GIVEN RECORDS:
----------------------------------------

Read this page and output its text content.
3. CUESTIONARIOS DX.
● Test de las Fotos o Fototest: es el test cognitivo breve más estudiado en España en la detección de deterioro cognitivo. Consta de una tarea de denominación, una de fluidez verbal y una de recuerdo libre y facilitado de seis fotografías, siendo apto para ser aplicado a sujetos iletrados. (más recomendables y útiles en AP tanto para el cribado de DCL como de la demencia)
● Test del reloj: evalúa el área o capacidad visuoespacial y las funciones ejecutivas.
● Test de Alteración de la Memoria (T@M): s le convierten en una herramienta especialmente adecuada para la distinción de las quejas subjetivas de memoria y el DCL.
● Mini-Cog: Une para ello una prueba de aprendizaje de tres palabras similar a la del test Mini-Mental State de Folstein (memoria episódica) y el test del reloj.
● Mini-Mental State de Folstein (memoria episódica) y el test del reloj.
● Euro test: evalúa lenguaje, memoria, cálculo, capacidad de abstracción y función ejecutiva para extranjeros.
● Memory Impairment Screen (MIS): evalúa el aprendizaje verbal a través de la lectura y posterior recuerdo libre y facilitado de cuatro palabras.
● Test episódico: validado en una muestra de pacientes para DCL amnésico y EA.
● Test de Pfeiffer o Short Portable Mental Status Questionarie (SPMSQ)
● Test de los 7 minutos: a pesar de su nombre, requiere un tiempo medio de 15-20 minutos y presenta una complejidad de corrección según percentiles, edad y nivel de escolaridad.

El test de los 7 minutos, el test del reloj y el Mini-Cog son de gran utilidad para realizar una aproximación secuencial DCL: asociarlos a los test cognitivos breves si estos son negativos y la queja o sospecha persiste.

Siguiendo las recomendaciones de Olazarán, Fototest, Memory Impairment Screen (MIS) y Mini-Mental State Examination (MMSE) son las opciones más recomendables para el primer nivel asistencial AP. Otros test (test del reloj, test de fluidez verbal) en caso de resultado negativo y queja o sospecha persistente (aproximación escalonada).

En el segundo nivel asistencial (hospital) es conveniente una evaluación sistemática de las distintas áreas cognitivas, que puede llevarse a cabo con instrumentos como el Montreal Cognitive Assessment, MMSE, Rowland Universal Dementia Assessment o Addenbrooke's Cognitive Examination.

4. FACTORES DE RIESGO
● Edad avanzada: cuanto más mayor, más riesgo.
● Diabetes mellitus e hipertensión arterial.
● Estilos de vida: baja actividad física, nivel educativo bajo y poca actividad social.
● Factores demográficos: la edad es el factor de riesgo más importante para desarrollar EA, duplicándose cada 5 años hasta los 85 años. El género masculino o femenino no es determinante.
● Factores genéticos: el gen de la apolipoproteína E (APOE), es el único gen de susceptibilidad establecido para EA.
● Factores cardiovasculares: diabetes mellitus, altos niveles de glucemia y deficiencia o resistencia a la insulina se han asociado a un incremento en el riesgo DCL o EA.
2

----------------------------------------

WRITTEN INSTRUCTION: Using the data above, return each line exactly as written.

ANSWER TO THIS EXERCISE:
Read this page and output its text content.
3. CUESTIONARIOS DX.
● Test de las Fotos o Fototest: es el test cognitivo breve más estudiado en España en la detección de deterioro cognitivo. Consta de una tarea de denominación, una de fluidez verbal y una de recuerdo libre y facilitado de seis fotografías, siendo apto para ser aplicado a sujetos iletrados. (más recomendables y útiles en AP tanto para el cribado de DCL como de la demencia)
● Test del reloj: evalúa el área o capacidad visuoespacial y las funciones ejecutivas.
● Test de Alteración de la Memoria (T@M): s le convierten en una herramienta especialmente adecuada para la distinción de las quejas subjetivas de memoria y el DCL.
● Mini-Cog: Une para ello una prueba de aprendizaje de tres palabras similar a la del test Mini-Mental State de Folstein (memoria episódica) y el test del reloj.
● Mini-Mental State de Folstein (memoria episódica) y el test del reloj.
● Euro test: evalúa lenguaje, memoria, cálculo, capacidad de abstracción y función ejecutiva para extranjeros.
● Memory Impairment Screen (MIS): evalúa el aprendizaje verbal a través de la lectura y posterior recuerdo libre y facilitado de cuatro palabras.
● Test episódico: validado en una muestra de pacientes para DCL amnésico y EA.
● Test de Pfeiffer o Short Portable Mental Status Questionarie (SPMSQ)
● Test de los 7 minutos: a pesar de su nombre, requiere un tiempo medio de 15-20 minutos y presenta una complejidad de corrección según percentiles, edad y nivel de escolaridad.

El test de los 7 minutos, el test del reloj y el Mini-Cog son de gran utilidad para realizar una aproximación secuencial DCL: asociarlos a los test cognitivos breves si estos son negativos y la queja o sospecha persiste.

Siguiendo las recomendaciones de Olazarán, Fototest, Memory Impairment Screen (MIS) y Mini-Mental State Examination (MMSE) son las opciones más recomendables para el primer nivel asistencial AP. Otros test (test del reloj, test de fluidez verbal) en caso de resultado negativo y queja o sospecha persistente (aproximación escalonada).

En el segundo nivel asistencial (hospital) es conveniente una evaluación sistemática de las distintas áreas cognitivas, que puede llevarse a cabo con instrumentos como el Montreal Cognitive Assessment, MMSE, Rowland Universal Dementia Assessment o Addenbrooke's Cognitive Examination.

4. FACTORES DE RIESGO
● Edad avanzada: cuanto más mayor, más riesgo.
● Diabetes mellitus e hipertensión arterial.
● Estilos de vida: baja actividad física, nivel educativo bajo y poca actividad social.
● Factores demográficos: la edad es el factor de riesgo más importante para desarrollar EA, duplicándose cada 5 años hasta los 85 años. El género masculino o femenino no es determinante.
● Factores genéticos: el gen de la apolipoproteína E (APOE), es el único gen de susceptibilidad establecido para EA.
● Factores cardiovasculares: diabetes mellitus, altos niveles de glucemia y deficiencia o resistencia a la insulina se han asociado a un incremento en el riesgo DCL o EA.
2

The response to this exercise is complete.